-- Extrait à lire --
>>
Bien évidemment, les différentes aventures de Buffalo Bill projetées ne peuvent être passées sous silence bien que j’aie appris ensuite à détester ces films d’avant les années 70 qui glorifiaient le génocide des Indiens.
Plus tard, je devins plus exigeant ! Ma préférence alla plutôt à des films cultes tels que « La Bandera » de Julien Duvivier en 1935, avec Annabella. Le tatouage qu’elle avait au milieu du front me fascinait ! Puis ce fut « La Belle et la Bête » de Jean Cocteau et René Clément de 1946, avec Jean Marais et Josette Day. Inoubliable la voix rauque de Jean Marais et le faciès de cette bête !
Vers l’âge de 20 ans, je devins présentateur de films d’art et essai. Le ciné-club fut déterminant pour ma culture cinématographique. J’eus même l’occasion de passer le « Buffalo Bill » de William Wellman, de 1944, avec Joel McCrea qui, je dois l’avouer, est époustouflant de naïveté ! Une fois par semaine, pour un franc la séance, et cela pendant un mois, je présentais le même film avec un débat, si affinité, pour finir la soirée. Certains venaient parce que la séance n’était pas chère puis ils s’éclipsaient juste après le film pour éviter le débat ! La première surprise passée, nous avions pris l’habitude de fermer les portes dès que la salle était dans le noir… mais rien n’y fit. Aujourd’hui, j’en ris, mais à l’époque, je fulminais !
<<
-- Données brutes --
>>
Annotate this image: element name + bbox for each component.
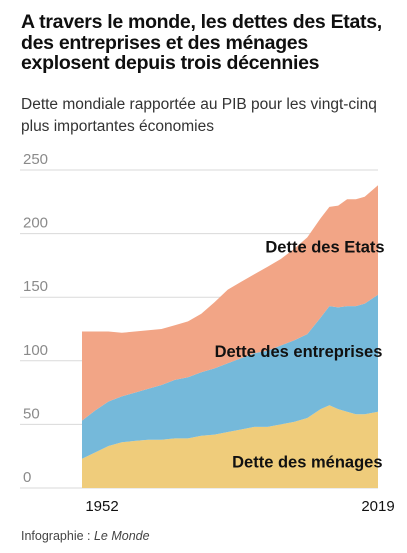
y-tick-label: 150 <box>23 278 48 295</box>
y-axis-ticks: 0 50 100 150 200 250 <box>23 151 48 486</box>
y-tick-label: 200 <box>23 215 48 232</box>
area-labels: Dette des Etats Dette des entreprises Dett… <box>215 239 385 472</box>
area-dette-des-entreprises <box>82 294 378 459</box>
area-dette-des-m-nages <box>82 405 378 488</box>
y-tick-label: 50 <box>23 405 40 422</box>
chart-subtitle: Dette mondiale rapportée au PIB pour les… <box>21 96 377 135</box>
credit-label: Infographie : <box>21 529 94 543</box>
area-label: Dette des entreprises <box>215 343 383 361</box>
x-tick-label: 1952 <box>85 498 118 515</box>
x-tick-label: 2019 <box>361 498 394 515</box>
chart-title: A travers le monde, les dettes des Etats… <box>21 11 382 74</box>
y-tick-label: 0 <box>23 469 31 486</box>
credit: Infographie : Le Monde <box>21 529 150 543</box>
area-label: Dette des Etats <box>265 239 384 257</box>
credit-source: Le Monde <box>93 529 150 543</box>
x-axis-ticks: 1952 2019 <box>85 498 394 515</box>
area-series <box>82 185 378 488</box>
area-dette-des-etats <box>82 185 378 421</box>
y-tick-label: 100 <box>23 342 48 359</box>
area-label: Dette des ménages <box>232 454 382 472</box>
y-tick-label: 250 <box>23 151 48 168</box>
<<
-- Exercice proposé 1 --
Recopiez tel quel le passage de l'extrait sur le cinéma qui s'ouvre sur les mots contenant « Bien évidemment, les » et se ferme sur « génocide des Indiens. ».
-- Exercice proposé 2 --
Dans l'extrait sur le cinéma, combien coûtait une séance au ciné-club ?
-- Exercice proposé 3 --
Donnez tous les réalisateurs nommés dans l'extrait sur le cinéma.

-- Bonne réponse 1 --
Bien évidemment, les différentes aventures de Buffalo Bill projetées ne peuvent être passées sous silence bien que j’aie appris ensuite à détester ces films d’avant les années 70 qui glorifiaient le génocide des Indiens.

-- Bonne réponse 2 --
Un franc la séance.

-- Bonne réponse 3 --
Julien Duvivier, Jean Cocteau, René Clément, William Wellman